#### What needs to be done:
Find the lines that contain the word "this" and copy each one.

[Dataset records]
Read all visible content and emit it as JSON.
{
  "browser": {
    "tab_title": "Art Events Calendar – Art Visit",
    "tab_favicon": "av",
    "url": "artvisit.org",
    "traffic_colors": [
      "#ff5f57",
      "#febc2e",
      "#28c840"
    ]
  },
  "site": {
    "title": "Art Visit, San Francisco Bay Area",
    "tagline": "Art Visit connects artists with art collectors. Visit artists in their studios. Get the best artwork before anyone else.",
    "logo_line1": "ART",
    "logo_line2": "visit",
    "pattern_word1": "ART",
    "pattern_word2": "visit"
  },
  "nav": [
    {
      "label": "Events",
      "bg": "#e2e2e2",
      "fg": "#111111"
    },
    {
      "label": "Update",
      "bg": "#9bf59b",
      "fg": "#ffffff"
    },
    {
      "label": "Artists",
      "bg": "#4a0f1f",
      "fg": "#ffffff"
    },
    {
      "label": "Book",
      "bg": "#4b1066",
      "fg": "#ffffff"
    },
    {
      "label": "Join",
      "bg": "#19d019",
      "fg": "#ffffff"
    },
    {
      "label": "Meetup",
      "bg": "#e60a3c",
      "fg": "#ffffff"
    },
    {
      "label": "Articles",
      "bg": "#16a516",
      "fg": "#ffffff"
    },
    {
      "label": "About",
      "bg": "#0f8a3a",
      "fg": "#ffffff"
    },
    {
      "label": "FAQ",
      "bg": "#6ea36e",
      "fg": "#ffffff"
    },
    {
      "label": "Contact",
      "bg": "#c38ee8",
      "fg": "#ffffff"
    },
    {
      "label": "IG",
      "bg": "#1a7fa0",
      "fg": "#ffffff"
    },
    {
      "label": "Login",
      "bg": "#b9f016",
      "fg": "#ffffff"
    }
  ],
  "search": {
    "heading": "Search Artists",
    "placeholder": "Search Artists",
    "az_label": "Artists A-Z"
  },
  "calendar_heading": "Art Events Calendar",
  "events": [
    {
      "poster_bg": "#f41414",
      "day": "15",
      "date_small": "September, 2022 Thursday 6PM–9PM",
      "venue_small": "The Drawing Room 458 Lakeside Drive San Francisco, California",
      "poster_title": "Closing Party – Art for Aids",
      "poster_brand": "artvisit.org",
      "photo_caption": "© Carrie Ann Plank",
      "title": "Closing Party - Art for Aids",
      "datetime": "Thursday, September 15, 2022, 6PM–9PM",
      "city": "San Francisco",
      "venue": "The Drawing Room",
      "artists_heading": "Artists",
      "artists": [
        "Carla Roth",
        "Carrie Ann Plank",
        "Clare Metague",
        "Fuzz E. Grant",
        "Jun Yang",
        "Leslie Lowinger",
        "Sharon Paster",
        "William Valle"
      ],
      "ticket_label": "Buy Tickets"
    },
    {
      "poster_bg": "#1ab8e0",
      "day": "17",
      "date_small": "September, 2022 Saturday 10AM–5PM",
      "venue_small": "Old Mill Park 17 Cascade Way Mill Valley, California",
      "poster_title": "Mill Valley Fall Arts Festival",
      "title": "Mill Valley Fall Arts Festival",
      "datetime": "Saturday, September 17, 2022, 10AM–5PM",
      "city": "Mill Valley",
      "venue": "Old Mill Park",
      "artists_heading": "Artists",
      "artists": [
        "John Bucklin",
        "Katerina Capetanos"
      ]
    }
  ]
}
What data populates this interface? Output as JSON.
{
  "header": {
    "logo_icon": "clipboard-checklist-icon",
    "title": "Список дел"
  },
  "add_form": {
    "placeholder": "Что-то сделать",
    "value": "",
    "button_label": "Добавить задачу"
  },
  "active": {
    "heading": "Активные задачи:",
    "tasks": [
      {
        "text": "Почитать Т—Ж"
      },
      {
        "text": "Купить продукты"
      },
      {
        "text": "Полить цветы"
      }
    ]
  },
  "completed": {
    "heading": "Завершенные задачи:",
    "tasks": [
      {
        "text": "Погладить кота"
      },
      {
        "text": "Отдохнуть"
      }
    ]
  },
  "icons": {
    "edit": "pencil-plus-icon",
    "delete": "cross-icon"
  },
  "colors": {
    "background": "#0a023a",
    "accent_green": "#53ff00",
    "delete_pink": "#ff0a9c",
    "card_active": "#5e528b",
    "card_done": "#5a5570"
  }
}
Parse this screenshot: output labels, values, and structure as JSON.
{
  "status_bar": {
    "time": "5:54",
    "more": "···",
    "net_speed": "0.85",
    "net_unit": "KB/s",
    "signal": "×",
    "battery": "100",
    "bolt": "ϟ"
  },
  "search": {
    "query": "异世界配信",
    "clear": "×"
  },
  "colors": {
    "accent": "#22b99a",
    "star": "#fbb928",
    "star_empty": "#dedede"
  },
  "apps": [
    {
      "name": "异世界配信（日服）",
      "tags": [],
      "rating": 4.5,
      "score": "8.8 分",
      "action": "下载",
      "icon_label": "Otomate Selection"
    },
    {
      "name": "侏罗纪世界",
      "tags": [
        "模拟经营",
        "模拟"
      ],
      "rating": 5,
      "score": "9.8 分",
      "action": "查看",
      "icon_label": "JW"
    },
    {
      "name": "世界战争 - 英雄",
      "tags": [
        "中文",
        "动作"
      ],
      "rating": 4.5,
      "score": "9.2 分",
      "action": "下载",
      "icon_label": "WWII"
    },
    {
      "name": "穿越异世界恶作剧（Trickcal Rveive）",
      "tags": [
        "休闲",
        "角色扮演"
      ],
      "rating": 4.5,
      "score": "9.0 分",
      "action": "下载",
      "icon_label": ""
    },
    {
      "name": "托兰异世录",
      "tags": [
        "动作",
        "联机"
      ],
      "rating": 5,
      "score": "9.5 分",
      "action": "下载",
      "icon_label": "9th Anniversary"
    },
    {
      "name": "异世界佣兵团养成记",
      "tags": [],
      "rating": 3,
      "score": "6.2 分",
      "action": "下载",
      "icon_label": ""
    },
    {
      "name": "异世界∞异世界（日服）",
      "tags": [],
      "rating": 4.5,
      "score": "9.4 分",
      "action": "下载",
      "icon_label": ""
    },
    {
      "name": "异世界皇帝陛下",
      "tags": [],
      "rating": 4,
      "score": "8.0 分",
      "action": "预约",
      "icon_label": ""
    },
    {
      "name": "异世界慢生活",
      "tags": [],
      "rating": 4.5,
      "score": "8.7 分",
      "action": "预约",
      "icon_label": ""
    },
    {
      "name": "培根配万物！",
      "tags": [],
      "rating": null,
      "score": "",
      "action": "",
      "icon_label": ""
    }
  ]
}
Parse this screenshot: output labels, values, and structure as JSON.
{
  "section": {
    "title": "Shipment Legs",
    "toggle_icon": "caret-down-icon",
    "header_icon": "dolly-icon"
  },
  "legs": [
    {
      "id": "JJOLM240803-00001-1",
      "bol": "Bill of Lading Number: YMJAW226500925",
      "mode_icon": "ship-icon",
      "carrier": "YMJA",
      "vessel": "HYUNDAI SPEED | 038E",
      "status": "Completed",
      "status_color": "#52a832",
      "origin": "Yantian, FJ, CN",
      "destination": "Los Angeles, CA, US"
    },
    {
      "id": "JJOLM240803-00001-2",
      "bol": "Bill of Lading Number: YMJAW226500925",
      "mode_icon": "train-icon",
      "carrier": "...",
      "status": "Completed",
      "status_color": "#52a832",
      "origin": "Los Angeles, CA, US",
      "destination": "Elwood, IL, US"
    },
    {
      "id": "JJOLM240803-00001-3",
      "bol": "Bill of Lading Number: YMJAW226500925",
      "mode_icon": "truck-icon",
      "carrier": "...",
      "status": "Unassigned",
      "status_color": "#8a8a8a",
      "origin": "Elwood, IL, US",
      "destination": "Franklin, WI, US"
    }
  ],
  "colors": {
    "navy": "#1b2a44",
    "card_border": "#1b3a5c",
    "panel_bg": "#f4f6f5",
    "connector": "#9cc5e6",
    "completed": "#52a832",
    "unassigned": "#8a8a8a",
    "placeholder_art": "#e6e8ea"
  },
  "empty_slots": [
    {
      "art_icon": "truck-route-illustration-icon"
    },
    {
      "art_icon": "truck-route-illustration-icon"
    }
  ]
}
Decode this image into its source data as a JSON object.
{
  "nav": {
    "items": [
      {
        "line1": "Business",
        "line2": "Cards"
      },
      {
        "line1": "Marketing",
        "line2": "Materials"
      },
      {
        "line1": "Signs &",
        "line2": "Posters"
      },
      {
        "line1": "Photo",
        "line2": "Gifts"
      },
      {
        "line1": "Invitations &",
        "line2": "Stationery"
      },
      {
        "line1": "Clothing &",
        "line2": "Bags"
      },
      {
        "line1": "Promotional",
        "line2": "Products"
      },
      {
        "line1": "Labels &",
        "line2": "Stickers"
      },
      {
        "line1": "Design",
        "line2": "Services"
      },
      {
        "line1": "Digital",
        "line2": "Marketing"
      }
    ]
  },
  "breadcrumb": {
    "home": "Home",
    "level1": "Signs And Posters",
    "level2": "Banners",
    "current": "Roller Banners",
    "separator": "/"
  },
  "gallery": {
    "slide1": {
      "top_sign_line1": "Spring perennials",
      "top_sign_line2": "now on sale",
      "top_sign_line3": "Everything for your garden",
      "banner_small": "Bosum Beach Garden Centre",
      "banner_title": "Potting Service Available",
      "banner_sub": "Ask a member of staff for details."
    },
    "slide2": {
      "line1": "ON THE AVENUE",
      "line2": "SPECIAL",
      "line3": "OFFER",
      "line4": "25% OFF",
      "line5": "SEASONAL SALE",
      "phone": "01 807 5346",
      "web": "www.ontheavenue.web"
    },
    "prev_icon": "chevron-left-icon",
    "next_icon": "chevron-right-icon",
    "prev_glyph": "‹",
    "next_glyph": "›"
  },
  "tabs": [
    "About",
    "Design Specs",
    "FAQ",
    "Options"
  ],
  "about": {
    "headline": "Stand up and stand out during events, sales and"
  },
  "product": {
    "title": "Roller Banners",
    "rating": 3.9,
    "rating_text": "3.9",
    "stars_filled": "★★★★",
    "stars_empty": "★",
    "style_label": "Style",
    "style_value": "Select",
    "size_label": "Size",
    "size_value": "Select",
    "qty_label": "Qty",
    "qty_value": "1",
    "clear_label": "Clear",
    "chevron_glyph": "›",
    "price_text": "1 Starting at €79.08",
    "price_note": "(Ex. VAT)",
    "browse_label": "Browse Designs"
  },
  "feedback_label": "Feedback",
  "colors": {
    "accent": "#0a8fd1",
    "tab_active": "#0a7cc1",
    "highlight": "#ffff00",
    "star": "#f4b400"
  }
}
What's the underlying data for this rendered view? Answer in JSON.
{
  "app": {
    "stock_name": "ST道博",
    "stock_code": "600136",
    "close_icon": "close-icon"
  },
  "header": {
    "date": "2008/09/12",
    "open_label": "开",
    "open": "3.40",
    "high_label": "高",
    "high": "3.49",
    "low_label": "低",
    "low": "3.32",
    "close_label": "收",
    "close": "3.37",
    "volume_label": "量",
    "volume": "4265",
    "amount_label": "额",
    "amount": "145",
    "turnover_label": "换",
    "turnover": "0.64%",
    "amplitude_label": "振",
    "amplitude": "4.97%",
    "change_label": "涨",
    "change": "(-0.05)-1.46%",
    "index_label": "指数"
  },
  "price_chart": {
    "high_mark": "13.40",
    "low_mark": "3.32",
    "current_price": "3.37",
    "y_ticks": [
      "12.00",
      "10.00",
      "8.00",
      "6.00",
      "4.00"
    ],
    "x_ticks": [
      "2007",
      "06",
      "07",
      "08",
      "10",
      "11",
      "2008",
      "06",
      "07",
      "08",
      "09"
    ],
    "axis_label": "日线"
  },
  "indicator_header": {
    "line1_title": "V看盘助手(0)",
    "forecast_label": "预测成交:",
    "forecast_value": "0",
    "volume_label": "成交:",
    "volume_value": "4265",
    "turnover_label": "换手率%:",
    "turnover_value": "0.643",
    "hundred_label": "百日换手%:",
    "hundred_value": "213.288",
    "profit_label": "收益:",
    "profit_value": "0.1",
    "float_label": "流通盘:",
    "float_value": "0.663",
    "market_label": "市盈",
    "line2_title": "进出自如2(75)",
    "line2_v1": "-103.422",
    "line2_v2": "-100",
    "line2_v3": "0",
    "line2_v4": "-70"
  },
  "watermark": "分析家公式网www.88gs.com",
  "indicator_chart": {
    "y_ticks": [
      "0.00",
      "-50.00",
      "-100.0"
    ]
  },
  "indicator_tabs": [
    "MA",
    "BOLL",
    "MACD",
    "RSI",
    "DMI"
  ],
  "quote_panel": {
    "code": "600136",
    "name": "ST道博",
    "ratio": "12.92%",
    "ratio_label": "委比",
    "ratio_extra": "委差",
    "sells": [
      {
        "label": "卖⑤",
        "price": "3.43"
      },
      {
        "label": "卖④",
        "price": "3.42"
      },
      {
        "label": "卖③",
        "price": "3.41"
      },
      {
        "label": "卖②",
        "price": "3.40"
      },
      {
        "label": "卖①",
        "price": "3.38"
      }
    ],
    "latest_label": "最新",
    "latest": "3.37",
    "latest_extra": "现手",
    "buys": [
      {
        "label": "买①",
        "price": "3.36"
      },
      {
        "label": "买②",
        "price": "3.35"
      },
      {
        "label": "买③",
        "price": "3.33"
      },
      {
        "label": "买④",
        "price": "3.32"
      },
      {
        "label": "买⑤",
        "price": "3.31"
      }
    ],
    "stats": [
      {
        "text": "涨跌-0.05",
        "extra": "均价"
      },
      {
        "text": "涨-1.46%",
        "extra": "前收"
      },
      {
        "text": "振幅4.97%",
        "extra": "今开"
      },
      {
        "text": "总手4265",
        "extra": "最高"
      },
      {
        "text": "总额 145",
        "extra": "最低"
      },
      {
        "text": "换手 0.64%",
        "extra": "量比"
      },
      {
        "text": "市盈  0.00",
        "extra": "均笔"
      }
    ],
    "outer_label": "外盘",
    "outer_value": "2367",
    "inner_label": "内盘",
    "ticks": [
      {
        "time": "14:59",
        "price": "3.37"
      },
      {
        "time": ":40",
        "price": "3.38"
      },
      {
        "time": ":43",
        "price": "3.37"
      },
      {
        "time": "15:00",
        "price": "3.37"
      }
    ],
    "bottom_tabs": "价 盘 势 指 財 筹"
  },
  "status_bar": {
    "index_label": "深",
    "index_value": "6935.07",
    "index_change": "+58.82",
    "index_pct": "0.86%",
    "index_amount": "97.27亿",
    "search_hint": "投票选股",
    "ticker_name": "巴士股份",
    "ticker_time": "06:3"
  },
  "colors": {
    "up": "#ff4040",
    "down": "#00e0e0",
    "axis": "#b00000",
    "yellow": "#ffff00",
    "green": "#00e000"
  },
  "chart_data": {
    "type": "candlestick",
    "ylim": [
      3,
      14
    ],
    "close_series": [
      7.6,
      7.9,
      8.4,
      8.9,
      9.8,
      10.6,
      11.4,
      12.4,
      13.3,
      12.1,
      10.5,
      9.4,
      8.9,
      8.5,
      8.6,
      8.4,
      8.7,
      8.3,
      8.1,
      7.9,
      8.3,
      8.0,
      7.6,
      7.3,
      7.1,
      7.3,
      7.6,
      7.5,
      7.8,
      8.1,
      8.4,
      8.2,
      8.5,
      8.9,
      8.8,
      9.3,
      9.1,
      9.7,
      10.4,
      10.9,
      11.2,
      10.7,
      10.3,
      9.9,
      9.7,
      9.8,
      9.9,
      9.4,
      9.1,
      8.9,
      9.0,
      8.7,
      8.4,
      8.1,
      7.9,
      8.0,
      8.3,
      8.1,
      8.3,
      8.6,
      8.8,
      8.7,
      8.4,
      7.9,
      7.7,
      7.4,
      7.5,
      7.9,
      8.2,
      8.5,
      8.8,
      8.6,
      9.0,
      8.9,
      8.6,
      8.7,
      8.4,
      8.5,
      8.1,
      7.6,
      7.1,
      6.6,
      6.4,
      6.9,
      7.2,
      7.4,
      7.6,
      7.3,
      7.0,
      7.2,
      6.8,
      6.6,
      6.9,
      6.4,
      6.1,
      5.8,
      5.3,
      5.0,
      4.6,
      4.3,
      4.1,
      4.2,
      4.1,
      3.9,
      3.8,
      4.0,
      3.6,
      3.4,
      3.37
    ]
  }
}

#### Answer to the exercise:
What data populates this interface? Output as JSON.
Parse this screenshot: output labels, values, and structure as JSON.
Parse this screenshot: output labels, values, and structure as JSON.
Decode this image into its source data as a JSON object.
What's the underlying data for this rendered view? Answer in JSON.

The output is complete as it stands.